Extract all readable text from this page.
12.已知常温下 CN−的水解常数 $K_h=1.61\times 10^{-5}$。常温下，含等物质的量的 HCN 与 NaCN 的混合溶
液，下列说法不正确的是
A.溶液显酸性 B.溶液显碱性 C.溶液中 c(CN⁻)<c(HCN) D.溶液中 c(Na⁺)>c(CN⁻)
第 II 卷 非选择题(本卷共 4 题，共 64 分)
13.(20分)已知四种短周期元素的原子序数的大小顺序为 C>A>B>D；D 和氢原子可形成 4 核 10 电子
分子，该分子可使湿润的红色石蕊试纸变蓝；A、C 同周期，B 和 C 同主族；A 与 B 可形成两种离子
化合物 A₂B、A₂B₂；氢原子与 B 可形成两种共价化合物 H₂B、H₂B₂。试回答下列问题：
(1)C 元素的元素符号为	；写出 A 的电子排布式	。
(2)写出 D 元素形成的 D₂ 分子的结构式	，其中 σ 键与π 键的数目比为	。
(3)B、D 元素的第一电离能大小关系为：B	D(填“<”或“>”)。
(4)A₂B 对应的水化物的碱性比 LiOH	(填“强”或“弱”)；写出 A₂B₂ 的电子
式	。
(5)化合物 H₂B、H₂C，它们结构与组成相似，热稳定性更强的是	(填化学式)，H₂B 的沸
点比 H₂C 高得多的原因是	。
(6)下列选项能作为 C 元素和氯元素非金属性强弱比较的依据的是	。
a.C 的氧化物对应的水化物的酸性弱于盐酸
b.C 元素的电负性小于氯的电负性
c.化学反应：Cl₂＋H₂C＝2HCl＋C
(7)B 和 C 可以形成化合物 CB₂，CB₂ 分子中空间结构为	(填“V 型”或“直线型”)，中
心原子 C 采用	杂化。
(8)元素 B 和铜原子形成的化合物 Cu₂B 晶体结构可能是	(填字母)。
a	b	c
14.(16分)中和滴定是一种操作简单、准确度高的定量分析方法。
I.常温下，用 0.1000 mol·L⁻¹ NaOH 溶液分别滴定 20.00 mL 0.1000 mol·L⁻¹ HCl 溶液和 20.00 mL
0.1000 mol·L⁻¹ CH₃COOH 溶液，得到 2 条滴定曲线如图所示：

# # # # #

- _Exercise goal_:
Extract each record, keeping it identical to the original.

- _Written solution_:
Extract all readable text from this page.
12.已知常温下 CN−的水解常数 $K_h=1.61\times 10^{-5}$。常温下，含等物质的量的 HCN 与 NaCN 的混合溶
液，下列说法不正确的是
A.溶液显酸性 B.溶液显碱性 C.溶液中 c(CN⁻)<c(HCN) D.溶液中 c(Na⁺)>c(CN⁻)
第 II 卷 非选择题(本卷共 4 题，共 64 分)
13.(20分)已知四种短周期元素的原子序数的大小顺序为 C>A>B>D；D 和氢原子可形成 4 核 10 电子
分子，该分子可使湿润的红色石蕊试纸变蓝；A、C 同周期，B 和 C 同主族；A 与 B 可形成两种离子
化合物 A₂B、A₂B₂；氢原子与 B 可形成两种共价化合物 H₂B、H₂B₂。试回答下列问题：
(1)C 元素的元素符号为	；写出 A 的电子排布式	。
(2)写出 D 元素形成的 D₂ 分子的结构式	，其中 σ 键与π 键的数目比为	。
(3)B、D 元素的第一电离能大小关系为：B	D(填“<”或“>”)。
(4)A₂B 对应的水化物的碱性比 LiOH	(填“强”或“弱”)；写出 A₂B₂ 的电子
式	。
(5)化合物 H₂B、H₂C，它们结构与组成相似，热稳定性更强的是	(填化学式)，H₂B 的沸
点比 H₂C 高得多的原因是	。
(6)下列选项能作为 C 元素和氯元素非金属性强弱比较的依据的是	。
a.C 的氧化物对应的水化物的酸性弱于盐酸
b.C 元素的电负性小于氯的电负性
c.化学反应：Cl₂＋H₂C＝2HCl＋C
(7)B 和 C 可以形成化合物 CB₂，CB₂ 分子中空间结构为	(填“V 型”或“直线型”)，中
心原子 C 采用	杂化。
(8)元素 B 和铜原子形成的化合物 Cu₂B 晶体结构可能是	(填字母)。
a	b	c
14.(16分)中和滴定是一种操作简单、准确度高的定量分析方法。
I.常温下，用 0.1000 mol·L⁻¹ NaOH 溶液分别滴定 20.00 mL 0.1000 mol·L⁻¹ HCl 溶液和 20.00 mL
0.1000 mol·L⁻¹ CH₃COOH 溶液，得到 2 条滴定曲线如图所示：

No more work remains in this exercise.